→ Your objective
Omit every picture, then give all the entries again exactly.
--- START OF Source records ---
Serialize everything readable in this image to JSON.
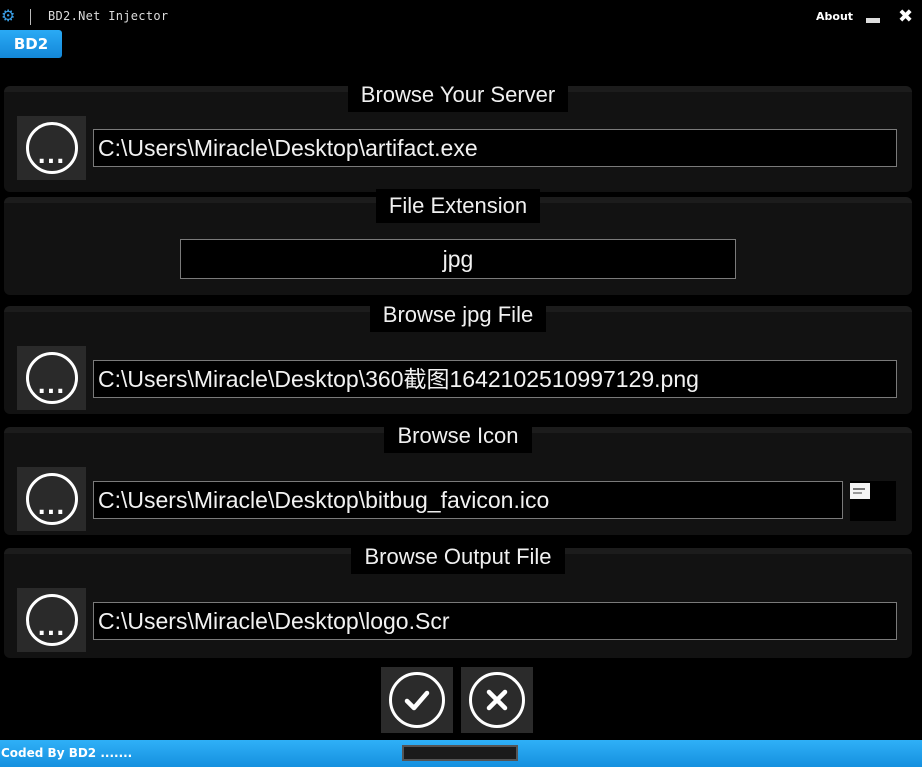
{
  "window": {
    "title": "BD2.Net Injector",
    "about_label": "About",
    "logo_glyph": "⚙",
    "close_glyph": "✖"
  },
  "tab": {
    "label": "BD2"
  },
  "sections": {
    "server": {
      "title": "Browse Your Server",
      "path": "C:\\Users\\Miracle\\Desktop\\artifact.exe",
      "button_glyph": "..."
    },
    "extension": {
      "title": "File Extension",
      "value": "jpg"
    },
    "jpg": {
      "title": "Browse jpg File",
      "path": "C:\\Users\\Miracle\\Desktop\\360截图1642102510997129.png",
      "button_glyph": "..."
    },
    "icon": {
      "title": "Browse Icon",
      "path": "C:\\Users\\Miracle\\Desktop\\bitbug_favicon.ico",
      "button_glyph": "..."
    },
    "output": {
      "title": "Browse Output File",
      "path": "C:\\Users\\Miracle\\Desktop\\logo.Scr",
      "button_glyph": "..."
    }
  },
  "status": {
    "text": "Coded By BD2 .......",
    "progress": 0
  },
  "colors": {
    "accent": "#1e9be8",
    "panel": "#121212",
    "background": "#000000"
  },
  "icons": [
    "app-logo-icon",
    "minimize-icon",
    "close-icon",
    "browse-icon",
    "confirm-check-icon",
    "cancel-x-icon"
  ]
}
--- END OF Source records ---
→ Answer for this exercise
Serialize everything readable in this image to JSON.
{
  "window": {
    "title": "BD2.Net Injector",
    "about_label": "About",
    "logo_glyph": "⚙",
    "close_glyph": "✖"
  },
  "tab": {
    "label": "BD2"
  },
  "sections": {
    "server": {
      "title": "Browse Your Server",
      "path": "C:\\Users\\Miracle\\Desktop\\artifact.exe",
      "button_glyph": "..."
    },
    "extension": {
      "title": "File Extension",
      "value": "jpg"
    },
    "jpg": {
      "title": "Browse jpg File",
      "path": "C:\\Users\\Miracle\\Desktop\\360截图1642102510997129.png",
      "button_glyph": "..."
    },
    "icon": {
      "title": "Browse Icon",
      "path": "C:\\Users\\Miracle\\Desktop\\bitbug_favicon.ico",
      "button_glyph": "..."
    },
    "output": {
      "title": "Browse Output File",
      "path": "C:\\Users\\Miracle\\Desktop\\logo.Scr",
      "button_glyph": "..."
    }
  },
  "status": {
    "text": "Coded By BD2 .......",
    "progress": 0
  },
  "colors": {
    "accent": "#1e9be8",
    "panel": "#121212",
    "background": "#000000"
  },
  "icons": [
    "app-logo-icon",
    "minimize-icon",
    "close-icon",
    "browse-icon",
    "confirm-check-icon",
    "cancel-x-icon"
  ]
}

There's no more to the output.